──────── Data supplied
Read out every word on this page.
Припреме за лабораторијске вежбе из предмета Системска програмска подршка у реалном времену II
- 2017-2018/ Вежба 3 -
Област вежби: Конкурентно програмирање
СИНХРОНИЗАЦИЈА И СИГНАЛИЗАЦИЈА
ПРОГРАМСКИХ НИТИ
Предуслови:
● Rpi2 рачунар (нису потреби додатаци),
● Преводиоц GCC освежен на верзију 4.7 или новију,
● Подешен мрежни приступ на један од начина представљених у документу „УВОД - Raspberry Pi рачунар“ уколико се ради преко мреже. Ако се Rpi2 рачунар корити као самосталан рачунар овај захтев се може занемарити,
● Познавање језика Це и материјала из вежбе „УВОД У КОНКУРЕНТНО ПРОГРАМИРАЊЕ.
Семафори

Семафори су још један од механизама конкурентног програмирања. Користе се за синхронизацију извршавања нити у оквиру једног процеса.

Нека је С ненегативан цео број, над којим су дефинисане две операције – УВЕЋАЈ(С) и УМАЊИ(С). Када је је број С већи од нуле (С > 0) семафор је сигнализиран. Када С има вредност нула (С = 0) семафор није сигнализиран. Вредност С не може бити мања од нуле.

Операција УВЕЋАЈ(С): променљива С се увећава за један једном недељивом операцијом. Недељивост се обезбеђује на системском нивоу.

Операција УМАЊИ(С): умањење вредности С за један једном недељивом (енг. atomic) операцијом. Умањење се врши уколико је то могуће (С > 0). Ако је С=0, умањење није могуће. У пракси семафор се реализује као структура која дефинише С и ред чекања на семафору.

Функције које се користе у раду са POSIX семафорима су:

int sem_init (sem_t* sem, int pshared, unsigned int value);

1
────────────────
──────── Data supplied
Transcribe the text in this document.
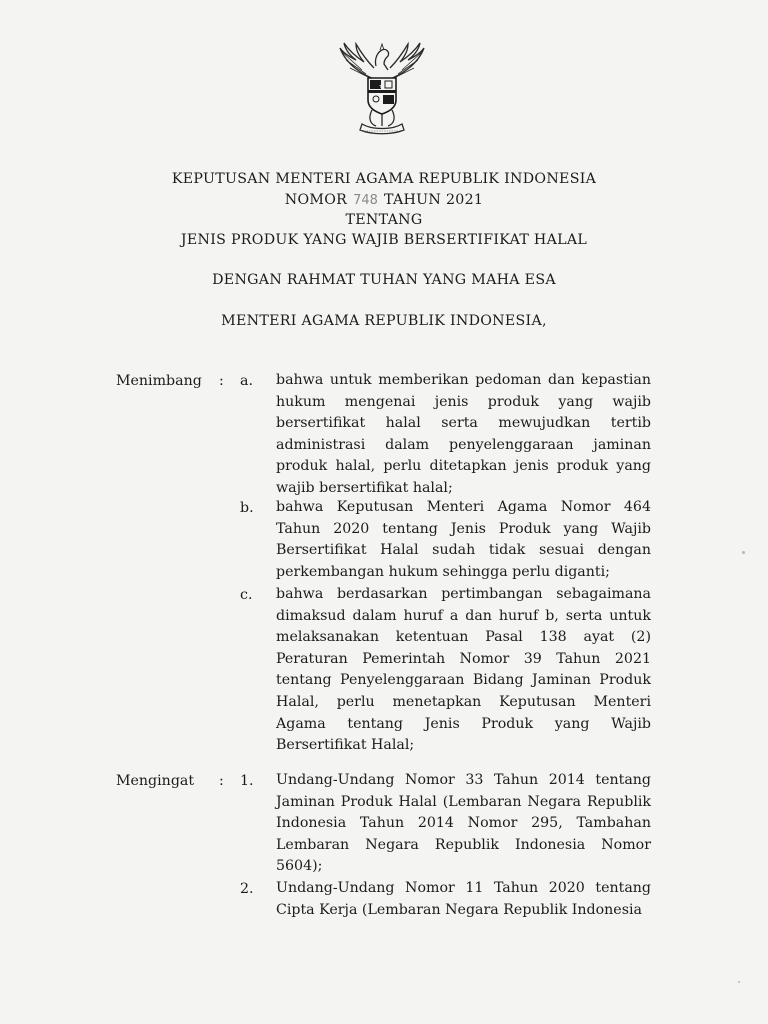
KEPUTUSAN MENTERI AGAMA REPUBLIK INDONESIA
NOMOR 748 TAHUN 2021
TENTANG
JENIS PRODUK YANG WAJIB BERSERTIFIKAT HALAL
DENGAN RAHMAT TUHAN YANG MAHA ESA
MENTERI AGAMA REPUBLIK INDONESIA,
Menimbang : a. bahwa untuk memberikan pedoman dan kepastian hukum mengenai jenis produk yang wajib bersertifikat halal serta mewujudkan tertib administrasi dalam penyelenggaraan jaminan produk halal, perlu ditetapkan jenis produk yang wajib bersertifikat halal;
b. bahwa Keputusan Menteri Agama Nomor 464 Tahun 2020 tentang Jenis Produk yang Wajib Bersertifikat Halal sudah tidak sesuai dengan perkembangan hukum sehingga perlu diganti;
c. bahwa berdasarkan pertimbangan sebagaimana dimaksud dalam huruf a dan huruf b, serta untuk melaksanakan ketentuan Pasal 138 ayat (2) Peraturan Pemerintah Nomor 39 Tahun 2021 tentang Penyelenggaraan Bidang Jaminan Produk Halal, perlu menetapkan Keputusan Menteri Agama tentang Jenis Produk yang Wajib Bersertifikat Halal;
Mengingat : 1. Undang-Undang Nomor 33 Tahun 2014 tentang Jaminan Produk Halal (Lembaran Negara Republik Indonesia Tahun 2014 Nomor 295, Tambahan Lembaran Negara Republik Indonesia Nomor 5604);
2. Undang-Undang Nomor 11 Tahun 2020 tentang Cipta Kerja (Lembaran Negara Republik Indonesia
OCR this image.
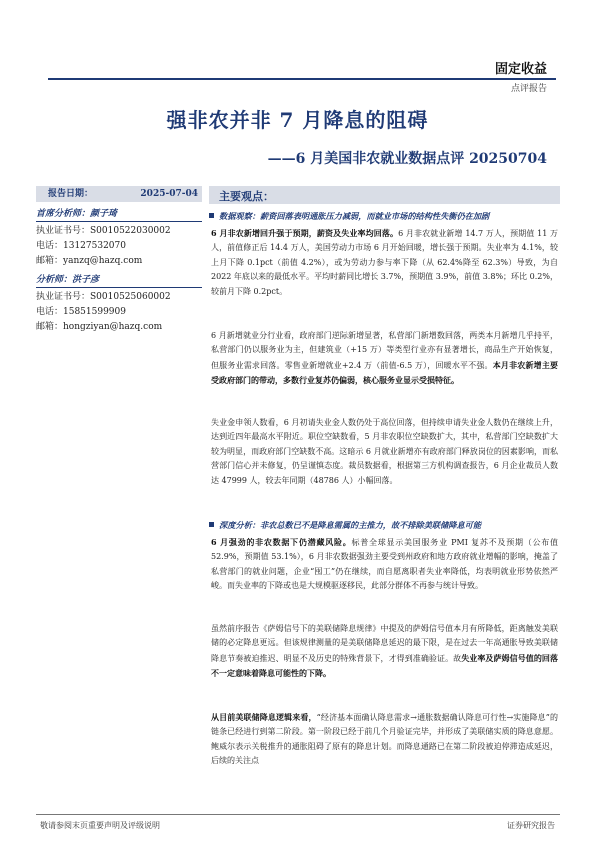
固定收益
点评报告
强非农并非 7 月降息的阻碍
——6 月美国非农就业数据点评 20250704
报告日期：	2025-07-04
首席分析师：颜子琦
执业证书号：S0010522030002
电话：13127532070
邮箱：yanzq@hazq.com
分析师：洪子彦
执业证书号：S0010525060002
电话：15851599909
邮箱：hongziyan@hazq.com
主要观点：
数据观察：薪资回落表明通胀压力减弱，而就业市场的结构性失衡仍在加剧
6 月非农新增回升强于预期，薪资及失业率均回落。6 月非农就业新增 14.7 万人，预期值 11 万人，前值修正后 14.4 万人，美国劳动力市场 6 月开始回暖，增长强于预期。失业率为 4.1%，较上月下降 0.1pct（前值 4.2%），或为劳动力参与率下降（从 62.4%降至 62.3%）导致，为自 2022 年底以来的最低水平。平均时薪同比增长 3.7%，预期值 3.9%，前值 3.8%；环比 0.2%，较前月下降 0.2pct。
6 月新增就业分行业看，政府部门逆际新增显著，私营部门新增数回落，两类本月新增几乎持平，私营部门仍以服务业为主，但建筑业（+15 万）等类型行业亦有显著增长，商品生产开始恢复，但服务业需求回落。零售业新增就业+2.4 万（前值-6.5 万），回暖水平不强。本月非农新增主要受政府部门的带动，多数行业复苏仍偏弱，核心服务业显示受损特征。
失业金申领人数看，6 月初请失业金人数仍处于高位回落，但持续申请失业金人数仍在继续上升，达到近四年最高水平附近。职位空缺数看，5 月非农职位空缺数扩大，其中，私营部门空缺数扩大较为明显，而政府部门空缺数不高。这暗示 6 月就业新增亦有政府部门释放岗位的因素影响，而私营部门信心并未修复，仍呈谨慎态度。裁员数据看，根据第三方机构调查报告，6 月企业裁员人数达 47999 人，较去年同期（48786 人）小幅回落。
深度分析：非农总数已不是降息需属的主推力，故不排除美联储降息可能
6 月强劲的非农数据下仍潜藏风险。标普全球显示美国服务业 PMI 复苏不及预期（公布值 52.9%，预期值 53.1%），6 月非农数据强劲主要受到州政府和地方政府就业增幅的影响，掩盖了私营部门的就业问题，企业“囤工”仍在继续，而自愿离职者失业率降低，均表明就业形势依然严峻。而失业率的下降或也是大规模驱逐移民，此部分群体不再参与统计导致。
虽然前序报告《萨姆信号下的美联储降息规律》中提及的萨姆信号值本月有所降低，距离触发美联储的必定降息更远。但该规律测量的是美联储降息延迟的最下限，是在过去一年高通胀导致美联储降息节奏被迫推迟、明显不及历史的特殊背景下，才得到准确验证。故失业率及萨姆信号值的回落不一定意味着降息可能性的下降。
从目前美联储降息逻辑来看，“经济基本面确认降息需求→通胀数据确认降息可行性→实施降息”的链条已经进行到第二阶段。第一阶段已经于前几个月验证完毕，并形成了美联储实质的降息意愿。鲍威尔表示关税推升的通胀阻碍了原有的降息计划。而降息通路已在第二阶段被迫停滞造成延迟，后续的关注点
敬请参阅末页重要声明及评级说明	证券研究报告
────────────────
──────── Data supplied
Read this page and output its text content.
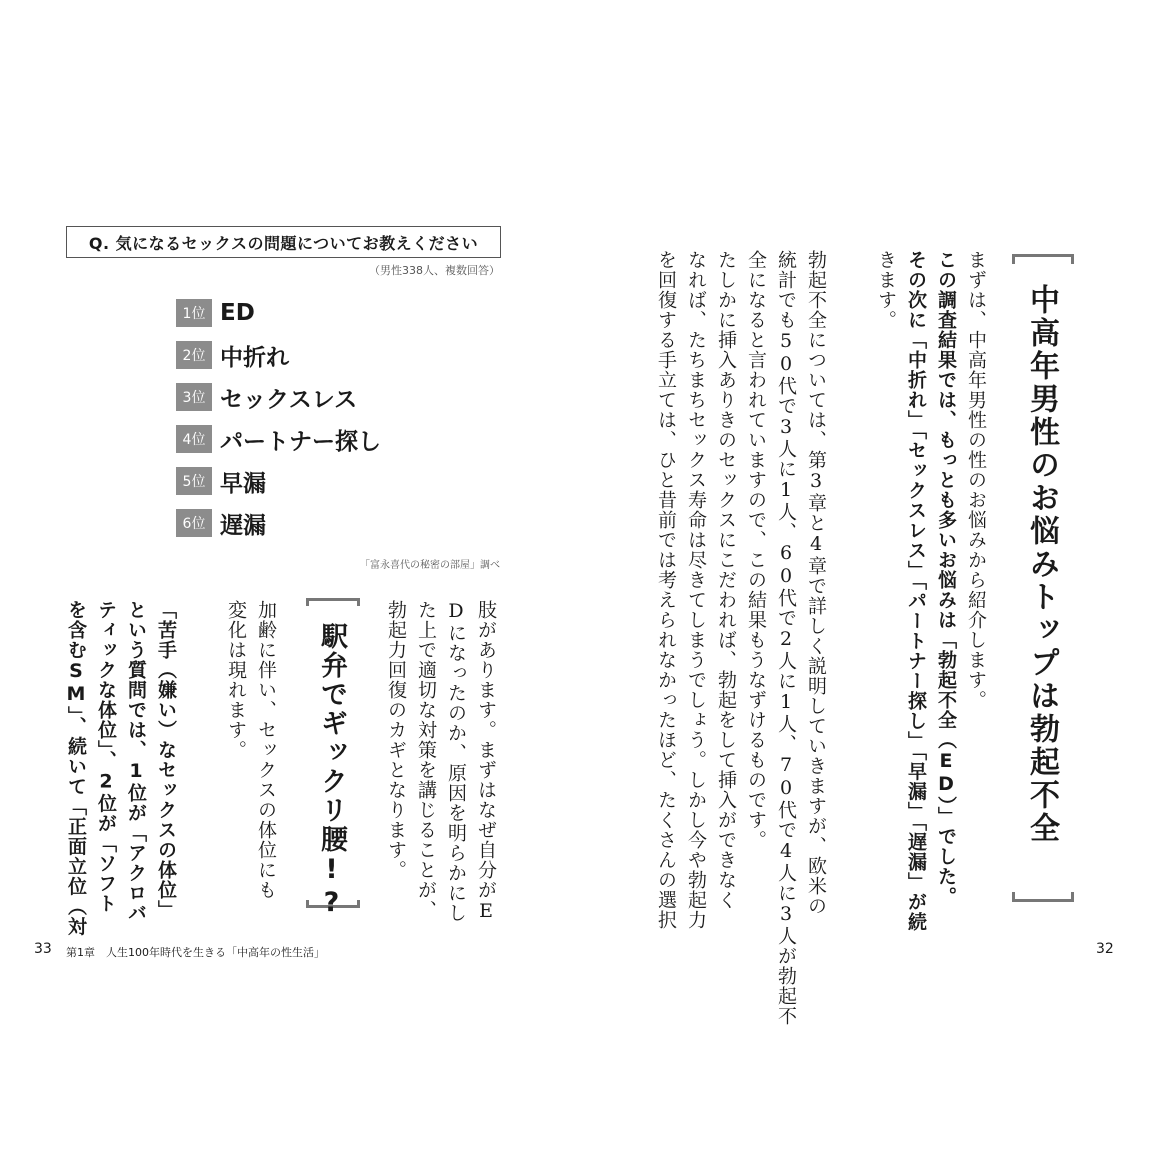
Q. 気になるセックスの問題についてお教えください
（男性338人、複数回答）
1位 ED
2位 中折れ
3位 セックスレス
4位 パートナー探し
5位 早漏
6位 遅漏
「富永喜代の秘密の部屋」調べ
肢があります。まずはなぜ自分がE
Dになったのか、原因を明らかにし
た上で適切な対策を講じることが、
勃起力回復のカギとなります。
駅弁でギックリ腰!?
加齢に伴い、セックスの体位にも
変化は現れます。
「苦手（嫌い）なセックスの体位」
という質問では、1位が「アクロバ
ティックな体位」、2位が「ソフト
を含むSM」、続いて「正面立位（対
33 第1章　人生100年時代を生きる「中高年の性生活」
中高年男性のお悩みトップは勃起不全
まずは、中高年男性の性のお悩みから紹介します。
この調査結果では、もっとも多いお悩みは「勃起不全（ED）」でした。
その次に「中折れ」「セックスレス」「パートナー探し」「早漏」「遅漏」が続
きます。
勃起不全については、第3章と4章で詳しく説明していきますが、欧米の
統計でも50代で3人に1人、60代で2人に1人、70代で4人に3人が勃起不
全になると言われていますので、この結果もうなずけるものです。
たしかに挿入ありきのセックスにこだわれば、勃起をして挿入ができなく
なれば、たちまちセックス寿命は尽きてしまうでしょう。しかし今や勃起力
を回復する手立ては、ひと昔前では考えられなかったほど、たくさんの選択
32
────────────────
_Exercise prompt_
From the records above, pick out and copy each line holding the word "text".

_Solution to this problem_
Transcribe the text in this document.
Read this page and output its text content.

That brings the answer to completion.